Write out the full listing again, exactly as it stands.

=====

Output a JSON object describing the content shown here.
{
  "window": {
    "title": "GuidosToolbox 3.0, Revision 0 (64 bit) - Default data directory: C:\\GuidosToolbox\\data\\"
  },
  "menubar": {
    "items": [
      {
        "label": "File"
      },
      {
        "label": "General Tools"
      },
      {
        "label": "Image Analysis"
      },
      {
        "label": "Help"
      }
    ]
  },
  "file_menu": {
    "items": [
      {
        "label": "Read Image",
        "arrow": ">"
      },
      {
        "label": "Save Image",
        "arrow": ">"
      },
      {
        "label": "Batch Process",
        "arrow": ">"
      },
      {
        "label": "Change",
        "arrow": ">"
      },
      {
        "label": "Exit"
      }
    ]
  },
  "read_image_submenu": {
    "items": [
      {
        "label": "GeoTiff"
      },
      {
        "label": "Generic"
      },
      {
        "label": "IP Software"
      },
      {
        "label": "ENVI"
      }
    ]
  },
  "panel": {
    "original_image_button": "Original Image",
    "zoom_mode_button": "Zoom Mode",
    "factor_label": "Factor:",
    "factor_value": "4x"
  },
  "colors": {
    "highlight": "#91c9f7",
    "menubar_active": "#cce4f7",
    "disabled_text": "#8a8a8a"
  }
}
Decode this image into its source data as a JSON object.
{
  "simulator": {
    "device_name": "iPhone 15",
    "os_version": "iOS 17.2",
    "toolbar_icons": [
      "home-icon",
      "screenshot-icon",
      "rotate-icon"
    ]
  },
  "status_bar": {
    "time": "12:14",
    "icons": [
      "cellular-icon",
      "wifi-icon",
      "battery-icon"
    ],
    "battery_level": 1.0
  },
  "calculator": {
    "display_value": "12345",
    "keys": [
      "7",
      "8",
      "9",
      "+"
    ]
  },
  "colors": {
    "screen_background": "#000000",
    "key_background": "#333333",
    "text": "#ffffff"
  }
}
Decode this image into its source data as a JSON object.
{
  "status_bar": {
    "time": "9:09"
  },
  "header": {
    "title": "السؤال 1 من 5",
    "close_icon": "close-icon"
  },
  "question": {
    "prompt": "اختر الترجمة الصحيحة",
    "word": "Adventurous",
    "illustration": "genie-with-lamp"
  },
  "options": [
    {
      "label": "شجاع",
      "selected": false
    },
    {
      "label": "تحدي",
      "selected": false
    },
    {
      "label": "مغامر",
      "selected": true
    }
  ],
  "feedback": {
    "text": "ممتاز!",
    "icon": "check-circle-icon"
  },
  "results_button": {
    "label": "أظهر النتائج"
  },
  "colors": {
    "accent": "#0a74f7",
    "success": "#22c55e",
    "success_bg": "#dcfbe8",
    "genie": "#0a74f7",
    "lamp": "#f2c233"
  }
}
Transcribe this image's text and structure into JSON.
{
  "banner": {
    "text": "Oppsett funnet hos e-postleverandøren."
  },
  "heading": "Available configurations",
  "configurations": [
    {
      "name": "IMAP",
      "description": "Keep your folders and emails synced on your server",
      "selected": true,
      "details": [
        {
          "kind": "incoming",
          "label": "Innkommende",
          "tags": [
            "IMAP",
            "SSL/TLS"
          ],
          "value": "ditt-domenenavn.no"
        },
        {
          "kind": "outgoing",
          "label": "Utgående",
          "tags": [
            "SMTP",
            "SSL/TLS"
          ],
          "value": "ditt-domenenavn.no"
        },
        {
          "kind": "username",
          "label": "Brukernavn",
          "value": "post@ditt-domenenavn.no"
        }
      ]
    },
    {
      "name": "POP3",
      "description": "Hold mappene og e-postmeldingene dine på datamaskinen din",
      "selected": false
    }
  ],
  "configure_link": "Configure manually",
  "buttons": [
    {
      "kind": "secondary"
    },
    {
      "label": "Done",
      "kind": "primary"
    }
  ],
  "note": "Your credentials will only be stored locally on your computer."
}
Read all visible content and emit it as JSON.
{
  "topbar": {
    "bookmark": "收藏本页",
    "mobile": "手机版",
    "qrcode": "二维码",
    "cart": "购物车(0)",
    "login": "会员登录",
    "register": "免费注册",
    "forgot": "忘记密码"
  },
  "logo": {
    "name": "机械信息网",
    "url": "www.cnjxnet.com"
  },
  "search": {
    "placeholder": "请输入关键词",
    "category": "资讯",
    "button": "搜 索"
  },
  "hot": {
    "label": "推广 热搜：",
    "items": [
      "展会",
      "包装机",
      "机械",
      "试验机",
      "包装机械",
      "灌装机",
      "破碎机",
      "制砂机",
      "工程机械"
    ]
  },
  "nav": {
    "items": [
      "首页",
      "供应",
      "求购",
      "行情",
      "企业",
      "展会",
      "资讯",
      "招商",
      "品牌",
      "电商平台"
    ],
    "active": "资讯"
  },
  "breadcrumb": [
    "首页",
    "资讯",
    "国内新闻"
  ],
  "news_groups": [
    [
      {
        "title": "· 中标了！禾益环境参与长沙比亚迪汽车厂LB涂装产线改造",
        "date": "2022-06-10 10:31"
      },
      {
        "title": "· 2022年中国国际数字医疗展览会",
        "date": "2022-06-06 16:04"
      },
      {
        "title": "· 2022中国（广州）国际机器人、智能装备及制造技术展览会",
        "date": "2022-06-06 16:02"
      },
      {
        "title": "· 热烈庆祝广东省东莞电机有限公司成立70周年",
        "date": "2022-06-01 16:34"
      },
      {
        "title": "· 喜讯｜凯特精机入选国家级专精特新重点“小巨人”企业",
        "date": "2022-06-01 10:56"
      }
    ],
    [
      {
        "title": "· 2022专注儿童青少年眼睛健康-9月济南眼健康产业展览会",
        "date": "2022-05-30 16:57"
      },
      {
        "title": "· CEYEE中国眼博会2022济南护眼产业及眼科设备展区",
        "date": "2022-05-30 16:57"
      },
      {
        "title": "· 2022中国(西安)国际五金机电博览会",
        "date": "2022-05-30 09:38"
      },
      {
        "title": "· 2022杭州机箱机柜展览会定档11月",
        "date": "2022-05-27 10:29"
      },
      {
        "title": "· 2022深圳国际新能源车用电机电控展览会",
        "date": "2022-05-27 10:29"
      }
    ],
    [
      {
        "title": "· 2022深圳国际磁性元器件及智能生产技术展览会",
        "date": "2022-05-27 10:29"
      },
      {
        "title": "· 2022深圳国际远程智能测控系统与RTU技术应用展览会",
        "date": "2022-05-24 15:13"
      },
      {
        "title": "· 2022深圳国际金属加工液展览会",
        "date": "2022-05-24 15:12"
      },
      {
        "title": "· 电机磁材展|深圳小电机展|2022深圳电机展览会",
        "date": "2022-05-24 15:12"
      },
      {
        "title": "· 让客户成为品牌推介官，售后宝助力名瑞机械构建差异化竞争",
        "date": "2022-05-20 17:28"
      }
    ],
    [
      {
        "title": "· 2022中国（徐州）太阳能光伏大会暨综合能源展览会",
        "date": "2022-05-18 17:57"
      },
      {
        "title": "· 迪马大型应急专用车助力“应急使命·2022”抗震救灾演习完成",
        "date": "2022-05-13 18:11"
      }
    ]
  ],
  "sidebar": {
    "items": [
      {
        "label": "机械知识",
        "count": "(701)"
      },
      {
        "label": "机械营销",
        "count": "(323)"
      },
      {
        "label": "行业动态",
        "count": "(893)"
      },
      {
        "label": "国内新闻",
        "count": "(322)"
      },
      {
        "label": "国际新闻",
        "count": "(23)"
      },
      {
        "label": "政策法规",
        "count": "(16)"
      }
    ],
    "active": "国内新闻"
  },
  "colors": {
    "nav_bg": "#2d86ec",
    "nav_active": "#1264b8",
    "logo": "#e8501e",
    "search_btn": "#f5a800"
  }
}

=====

## [Solution below]
Output a JSON object describing the content shown here.
{
  "window": {
    "title": "GuidosToolbox 3.0, Revision 0 (64 bit) - Default data directory: C:\\GuidosToolbox\\data\\"
  },
  "menubar": {
    "items": [
      {
        "label": "File"
      },
      {
        "label": "General Tools"
      },
      {
        "label": "Image Analysis"
      },
      {
        "label": "Help"
      }
    ]
  },
  "file_menu": {
    "items": [
      {
        "label": "Read Image",
        "arrow": ">"
      },
      {
        "label": "Save Image",
        "arrow": ">"
      },
      {
        "label": "Batch Process",
        "arrow": ">"
      },
      {
        "label": "Change",
        "arrow": ">"
      },
      {
        "label": "Exit"
      }
    ]
  },
  "read_image_submenu": {
    "items": [
      {
        "label": "GeoTiff"
      },
      {
        "label": "Generic"
      },
      {
        "label": "IP Software"
      },
      {
        "label": "ENVI"
      }
    ]
  },
  "panel": {
    "original_image_button": "Original Image",
    "zoom_mode_button": "Zoom Mode",
    "factor_label": "Factor:",
    "factor_value": "4x"
  },
  "colors": {
    "highlight": "#91c9f7",
    "menubar_active": "#cce4f7",
    "disabled_text": "#8a8a8a"
  }
}
Decode this image into its source data as a JSON object.
{
  "simulator": {
    "device_name": "iPhone 15",
    "os_version": "iOS 17.2",
    "toolbar_icons": [
      "home-icon",
      "screenshot-icon",
      "rotate-icon"
    ]
  },
  "status_bar": {
    "time": "12:14",
    "icons": [
      "cellular-icon",
      "wifi-icon",
      "battery-icon"
    ],
    "battery_level": 1.0
  },
  "calculator": {
    "display_value": "12345",
    "keys": [
      "7",
      "8",
      "9",
      "+"
    ]
  },
  "colors": {
    "screen_background": "#000000",
    "key_background": "#333333",
    "text": "#ffffff"
  }
}
Decode this image into its source data as a JSON object.
{
  "status_bar": {
    "time": "9:09"
  },
  "header": {
    "title": "السؤال 1 من 5",
    "close_icon": "close-icon"
  },
  "question": {
    "prompt": "اختر الترجمة الصحيحة",
    "word": "Adventurous",
    "illustration": "genie-with-lamp"
  },
  "options": [
    {
      "label": "شجاع",
      "selected": false
    },
    {
      "label": "تحدي",
      "selected": false
    },
    {
      "label": "مغامر",
      "selected": true
    }
  ],
  "feedback": {
    "text": "ممتاز!",
    "icon": "check-circle-icon"
  },
  "results_button": {
    "label": "أظهر النتائج"
  },
  "colors": {
    "accent": "#0a74f7",
    "success": "#22c55e",
    "success_bg": "#dcfbe8",
    "genie": "#0a74f7",
    "lamp": "#f2c233"
  }
}
Transcribe this image's text and structure into JSON.
{
  "banner": {
    "text": "Oppsett funnet hos e-postleverandøren."
  },
  "heading": "Available configurations",
  "configurations": [
    {
      "name": "IMAP",
      "description": "Keep your folders and emails synced on your server",
      "selected": true,
      "details": [
        {
          "kind": "incoming",
          "label": "Innkommende",
          "tags": [
            "IMAP",
            "SSL/TLS"
          ],
          "value": "ditt-domenenavn.no"
        },
        {
          "kind": "outgoing",
          "label": "Utgående",
          "tags": [
            "SMTP",
            "SSL/TLS"
          ],
          "value": "ditt-domenenavn.no"
        },
        {
          "kind": "username",
          "label": "Brukernavn",
          "value": "post@ditt-domenenavn.no"
        }
      ]
    },
    {
      "name": "POP3",
      "description": "Hold mappene og e-postmeldingene dine på datamaskinen din",
      "selected": false
    }
  ],
  "configure_link": "Configure manually",
  "buttons": [
    {
      "kind": "secondary"
    },
    {
      "label": "Done",
      "kind": "primary"
    }
  ],
  "note": "Your credentials will only be stored locally on your computer."
}
Read all visible content and emit it as JSON.
{
  "topbar": {
    "bookmark": "收藏本页",
    "mobile": "手机版",
    "qrcode": "二维码",
    "cart": "购物车(0)",
    "login": "会员登录",
    "register": "免费注册",
    "forgot": "忘记密码"
  },
  "logo": {
    "name": "机械信息网",
    "url": "www.cnjxnet.com"
  },
  "search": {
    "placeholder": "请输入关键词",
    "category": "资讯",
    "button": "搜 索"
  },
  "hot": {
    "label": "推广 热搜：",
    "items": [
      "展会",
      "包装机",
      "机械",
      "试验机",
      "包装机械",
      "灌装机",
      "破碎机",
      "制砂机",
      "工程机械"
    ]
  },
  "nav": {
    "items": [
      "首页",
      "供应",
      "求购",
      "行情",
      "企业",
      "展会",
      "资讯",
      "招商",
      "品牌",
      "电商平台"
    ],
    "active": "资讯"
  },
  "breadcrumb": [
    "首页",
    "资讯",
    "国内新闻"
  ],
  "news_groups": [
    [
      {
        "title": "· 中标了！禾益环境参与长沙比亚迪汽车厂LB涂装产线改造",
        "date": "2022-06-10 10:31"
      },
      {
        "title": "· 2022年中国国际数字医疗展览会",
        "date": "2022-06-06 16:04"
      },
      {
        "title": "· 2022中国（广州）国际机器人、智能装备及制造技术展览会",
        "date": "2022-06-06 16:02"
      },
      {
        "title": "· 热烈庆祝广东省东莞电机有限公司成立70周年",
        "date": "2022-06-01 16:34"
      },
      {
        "title": "· 喜讯｜凯特精机入选国家级专精特新重点“小巨人”企业",
        "date": "2022-06-01 10:56"
      }
    ],
    [
      {
        "title": "· 2022专注儿童青少年眼睛健康-9月济南眼健康产业展览会",
        "date": "2022-05-30 16:57"
      },
      {
        "title": "· CEYEE中国眼博会2022济南护眼产业及眼科设备展区",
        "date": "2022-05-30 16:57"
      },
      {
        "title": "· 2022中国(西安)国际五金机电博览会",
        "date": "2022-05-30 09:38"
      },
      {
        "title": "· 2022杭州机箱机柜展览会定档11月",
        "date": "2022-05-27 10:29"
      },
      {
        "title": "· 2022深圳国际新能源车用电机电控展览会",
        "date": "2022-05-27 10:29"
      }
    ],
    [
      {
        "title": "· 2022深圳国际磁性元器件及智能生产技术展览会",
        "date": "2022-05-27 10:29"
      },
      {
        "title": "· 2022深圳国际远程智能测控系统与RTU技术应用展览会",
        "date": "2022-05-24 15:13"
      },
      {
        "title": "· 2022深圳国际金属加工液展览会",
        "date": "2022-05-24 15:12"
      },
      {
        "title": "· 电机磁材展|深圳小电机展|2022深圳电机展览会",
        "date": "2022-05-24 15:12"
      },
      {
        "title": "· 让客户成为品牌推介官，售后宝助力名瑞机械构建差异化竞争",
        "date": "2022-05-20 17:28"
      }
    ],
    [
      {
        "title": "· 2022中国（徐州）太阳能光伏大会暨综合能源展览会",
        "date": "2022-05-18 17:57"
      },
      {
        "title": "· 迪马大型应急专用车助力“应急使命·2022”抗震救灾演习完成",
        "date": "2022-05-13 18:11"
      }
    ]
  ],
  "sidebar": {
    "items": [
      {
        "label": "机械知识",
        "count": "(701)"
      },
      {
        "label": "机械营销",
        "count": "(323)"
      },
      {
        "label": "行业动态",
        "count": "(893)"
      },
      {
        "label": "国内新闻",
        "count": "(322)"
      },
      {
        "label": "国际新闻",
        "count": "(23)"
      },
      {
        "label": "政策法规",
        "count": "(16)"
      }
    ],
    "active": "国内新闻"
  },
  "colors": {
    "nav_bg": "#2d86ec",
    "nav_active": "#1264b8",
    "logo": "#e8501e",
    "search_btn": "#f5a800"
  }
}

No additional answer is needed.